__WORK TO DO__.
Could you output each line of the data that follows exactly?

★ ★ ★ ★

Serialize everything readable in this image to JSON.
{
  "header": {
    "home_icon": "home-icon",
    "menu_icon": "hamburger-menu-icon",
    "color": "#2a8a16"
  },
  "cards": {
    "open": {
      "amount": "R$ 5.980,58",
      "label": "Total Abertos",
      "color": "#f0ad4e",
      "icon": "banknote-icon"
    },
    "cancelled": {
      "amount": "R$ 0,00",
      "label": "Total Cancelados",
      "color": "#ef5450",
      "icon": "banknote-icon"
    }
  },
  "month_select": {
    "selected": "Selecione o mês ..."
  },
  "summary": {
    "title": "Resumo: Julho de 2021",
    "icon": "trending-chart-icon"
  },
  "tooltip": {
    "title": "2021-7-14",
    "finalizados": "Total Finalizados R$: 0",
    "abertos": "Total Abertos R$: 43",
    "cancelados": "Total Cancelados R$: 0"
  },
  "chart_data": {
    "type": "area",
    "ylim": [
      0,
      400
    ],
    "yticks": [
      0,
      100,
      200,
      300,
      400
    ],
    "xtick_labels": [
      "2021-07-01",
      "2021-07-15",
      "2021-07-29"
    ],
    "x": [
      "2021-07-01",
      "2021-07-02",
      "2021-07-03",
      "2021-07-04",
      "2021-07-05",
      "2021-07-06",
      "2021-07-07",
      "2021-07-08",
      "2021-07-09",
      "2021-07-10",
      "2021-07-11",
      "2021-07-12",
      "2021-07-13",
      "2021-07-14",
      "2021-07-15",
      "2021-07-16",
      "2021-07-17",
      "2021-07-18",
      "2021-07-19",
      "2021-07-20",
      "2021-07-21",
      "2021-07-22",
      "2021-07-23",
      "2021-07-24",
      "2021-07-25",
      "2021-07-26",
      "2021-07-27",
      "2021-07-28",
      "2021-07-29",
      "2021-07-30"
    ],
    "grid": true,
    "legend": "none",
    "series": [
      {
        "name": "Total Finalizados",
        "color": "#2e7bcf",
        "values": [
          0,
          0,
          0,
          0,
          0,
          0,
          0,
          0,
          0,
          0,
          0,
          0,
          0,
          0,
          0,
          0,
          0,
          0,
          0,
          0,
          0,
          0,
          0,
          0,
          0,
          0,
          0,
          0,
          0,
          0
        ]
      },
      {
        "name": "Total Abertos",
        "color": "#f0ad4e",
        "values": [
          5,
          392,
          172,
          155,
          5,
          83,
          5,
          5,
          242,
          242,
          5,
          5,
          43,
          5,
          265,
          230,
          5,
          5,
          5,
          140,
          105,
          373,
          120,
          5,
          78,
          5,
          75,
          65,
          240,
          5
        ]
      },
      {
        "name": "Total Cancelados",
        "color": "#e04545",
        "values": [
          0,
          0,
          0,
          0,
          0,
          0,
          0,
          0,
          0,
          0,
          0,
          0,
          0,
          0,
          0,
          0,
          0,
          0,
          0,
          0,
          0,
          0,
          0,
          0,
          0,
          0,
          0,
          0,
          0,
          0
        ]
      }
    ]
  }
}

★ ★ ★ ★

__OUTPUT__.
Serialize everything readable in this image to JSON.
{
  "header": {
    "home_icon": "home-icon",
    "menu_icon": "hamburger-menu-icon",
    "color": "#2a8a16"
  },
  "cards": {
    "open": {
      "amount": "R$ 5.980,58",
      "label": "Total Abertos",
      "color": "#f0ad4e",
      "icon": "banknote-icon"
    },
    "cancelled": {
      "amount": "R$ 0,00",
      "label": "Total Cancelados",
      "color": "#ef5450",
      "icon": "banknote-icon"
    }
  },
  "month_select": {
    "selected": "Selecione o mês ..."
  },
  "summary": {
    "title": "Resumo: Julho de 2021",
    "icon": "trending-chart-icon"
  },
  "tooltip": {
    "title": "2021-7-14",
    "finalizados": "Total Finalizados R$: 0",
    "abertos": "Total Abertos R$: 43",
    "cancelados": "Total Cancelados R$: 0"
  },
  "chart_data": {
    "type": "area",
    "ylim": [
      0,
      400
    ],
    "yticks": [
      0,
      100,
      200,
      300,
      400
    ],
    "xtick_labels": [
      "2021-07-01",
      "2021-07-15",
      "2021-07-29"
    ],
    "x": [
      "2021-07-01",
      "2021-07-02",
      "2021-07-03",
      "2021-07-04",
      "2021-07-05",
      "2021-07-06",
      "2021-07-07",
      "2021-07-08",
      "2021-07-09",
      "2021-07-10",
      "2021-07-11",
      "2021-07-12",
      "2021-07-13",
      "2021-07-14",
      "2021-07-15",
      "2021-07-16",
      "2021-07-17",
      "2021-07-18",
      "2021-07-19",
      "2021-07-20",
      "2021-07-21",
      "2021-07-22",
      "2021-07-23",
      "2021-07-24",
      "2021-07-25",
      "2021-07-26",
      "2021-07-27",
      "2021-07-28",
      "2021-07-29",
      "2021-07-30"
    ],
    "grid": true,
    "legend": "none",
    "series": [
      {
        "name": "Total Finalizados",
        "color": "#2e7bcf",
        "values": [
          0,
          0,
          0,
          0,
          0,
          0,
          0,
          0,
          0,
          0,
          0,
          0,
          0,
          0,
          0,
          0,
          0,
          0,
          0,
          0,
          0,
          0,
          0,
          0,
          0,
          0,
          0,
          0,
          0,
          0
        ]
      },
      {
        "name": "Total Abertos",
        "color": "#f0ad4e",
        "values": [
          5,
          392,
          172,
          155,
          5,
          83,
          5,
          5,
          242,
          242,
          5,
          5,
          43,
          5,
          265,
          230,
          5,
          5,
          5,
          140,
          105,
          373,
          120,
          5,
          78,
          5,
          75,
          65,
          240,
          5
        ]
      },
      {
        "name": "Total Cancelados",
        "color": "#e04545",
        "values": [
          0,
          0,
          0,
          0,
          0,
          0,
          0,
          0,
          0,
          0,
          0,
          0,
          0,
          0,
          0,
          0,
          0,
          0,
          0,
          0,
          0,
          0,
          0,
          0,
          0,
          0,
          0,
          0,
          0,
          0
        ]
      }
    ]
  }
}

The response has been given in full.